> [WHAT IS REQUIRED]:
For each line below that contains the string "color", copy that line.

> [ROWS]:

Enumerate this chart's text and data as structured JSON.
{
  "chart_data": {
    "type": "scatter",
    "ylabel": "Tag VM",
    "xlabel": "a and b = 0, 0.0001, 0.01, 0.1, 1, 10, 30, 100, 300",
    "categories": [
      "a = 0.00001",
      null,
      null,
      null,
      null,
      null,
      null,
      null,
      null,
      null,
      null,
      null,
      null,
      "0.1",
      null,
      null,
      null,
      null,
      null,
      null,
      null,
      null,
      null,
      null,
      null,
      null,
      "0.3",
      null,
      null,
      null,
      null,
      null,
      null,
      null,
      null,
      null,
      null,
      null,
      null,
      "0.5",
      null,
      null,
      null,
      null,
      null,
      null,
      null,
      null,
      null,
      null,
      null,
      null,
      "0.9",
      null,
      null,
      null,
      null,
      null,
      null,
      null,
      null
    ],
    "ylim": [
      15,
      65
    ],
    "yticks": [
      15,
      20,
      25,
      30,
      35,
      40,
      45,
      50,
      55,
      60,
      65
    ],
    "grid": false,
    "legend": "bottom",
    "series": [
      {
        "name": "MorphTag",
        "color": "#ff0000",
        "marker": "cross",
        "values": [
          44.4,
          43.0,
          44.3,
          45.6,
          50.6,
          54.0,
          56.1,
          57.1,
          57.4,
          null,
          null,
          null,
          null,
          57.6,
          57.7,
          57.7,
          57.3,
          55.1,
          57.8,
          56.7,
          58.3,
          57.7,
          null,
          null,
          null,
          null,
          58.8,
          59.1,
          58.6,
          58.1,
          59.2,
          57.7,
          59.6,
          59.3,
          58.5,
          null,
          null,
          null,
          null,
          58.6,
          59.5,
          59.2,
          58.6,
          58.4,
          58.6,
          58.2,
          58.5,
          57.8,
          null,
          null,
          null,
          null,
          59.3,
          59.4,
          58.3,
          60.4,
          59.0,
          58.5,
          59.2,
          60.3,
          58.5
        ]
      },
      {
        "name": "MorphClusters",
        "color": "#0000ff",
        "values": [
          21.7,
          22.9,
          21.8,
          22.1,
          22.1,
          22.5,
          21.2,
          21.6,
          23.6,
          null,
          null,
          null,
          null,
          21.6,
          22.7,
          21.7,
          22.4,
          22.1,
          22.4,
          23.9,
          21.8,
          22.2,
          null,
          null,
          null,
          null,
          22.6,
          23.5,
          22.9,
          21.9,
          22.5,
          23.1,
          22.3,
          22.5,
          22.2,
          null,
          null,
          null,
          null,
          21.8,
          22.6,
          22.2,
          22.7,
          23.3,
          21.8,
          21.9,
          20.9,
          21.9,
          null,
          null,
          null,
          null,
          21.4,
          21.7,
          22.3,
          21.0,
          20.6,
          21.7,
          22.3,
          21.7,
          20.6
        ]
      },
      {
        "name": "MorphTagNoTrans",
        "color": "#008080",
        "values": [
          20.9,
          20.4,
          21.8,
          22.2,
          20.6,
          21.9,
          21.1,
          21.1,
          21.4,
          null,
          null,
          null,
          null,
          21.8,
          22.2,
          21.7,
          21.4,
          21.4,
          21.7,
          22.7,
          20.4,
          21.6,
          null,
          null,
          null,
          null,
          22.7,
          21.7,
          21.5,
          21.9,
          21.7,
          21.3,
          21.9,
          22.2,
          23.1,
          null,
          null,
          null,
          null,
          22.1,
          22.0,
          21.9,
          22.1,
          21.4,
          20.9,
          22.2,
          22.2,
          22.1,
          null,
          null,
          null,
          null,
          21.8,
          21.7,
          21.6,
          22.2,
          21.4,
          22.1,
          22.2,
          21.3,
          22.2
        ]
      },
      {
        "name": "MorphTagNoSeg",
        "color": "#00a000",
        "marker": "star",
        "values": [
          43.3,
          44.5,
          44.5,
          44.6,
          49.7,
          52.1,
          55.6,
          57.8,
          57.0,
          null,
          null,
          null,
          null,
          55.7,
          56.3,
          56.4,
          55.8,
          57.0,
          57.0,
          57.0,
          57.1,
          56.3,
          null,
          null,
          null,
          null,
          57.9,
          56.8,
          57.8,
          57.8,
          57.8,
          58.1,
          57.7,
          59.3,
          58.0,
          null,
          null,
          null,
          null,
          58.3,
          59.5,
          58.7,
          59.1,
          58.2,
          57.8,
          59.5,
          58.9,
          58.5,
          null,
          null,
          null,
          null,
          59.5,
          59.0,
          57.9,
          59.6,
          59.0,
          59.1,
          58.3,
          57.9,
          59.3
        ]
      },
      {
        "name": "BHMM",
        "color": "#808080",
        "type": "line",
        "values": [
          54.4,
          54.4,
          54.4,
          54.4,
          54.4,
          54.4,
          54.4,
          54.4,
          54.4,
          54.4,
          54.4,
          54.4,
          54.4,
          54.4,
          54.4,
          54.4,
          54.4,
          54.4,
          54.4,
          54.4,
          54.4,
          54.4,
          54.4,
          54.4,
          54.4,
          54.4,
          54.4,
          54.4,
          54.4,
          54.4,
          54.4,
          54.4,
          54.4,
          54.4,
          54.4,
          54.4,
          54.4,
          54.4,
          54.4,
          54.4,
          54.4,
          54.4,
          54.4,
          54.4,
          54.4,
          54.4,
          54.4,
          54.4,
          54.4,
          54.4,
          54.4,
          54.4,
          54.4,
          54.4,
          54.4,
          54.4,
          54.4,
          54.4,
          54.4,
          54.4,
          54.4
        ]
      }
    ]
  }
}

> [RESULT FOR THIS TASK]:
        "color": "#ff0000",
        "color": "#0000ff",
        "color": "#008080",
        "color": "#00a000",
        "color": "#808080",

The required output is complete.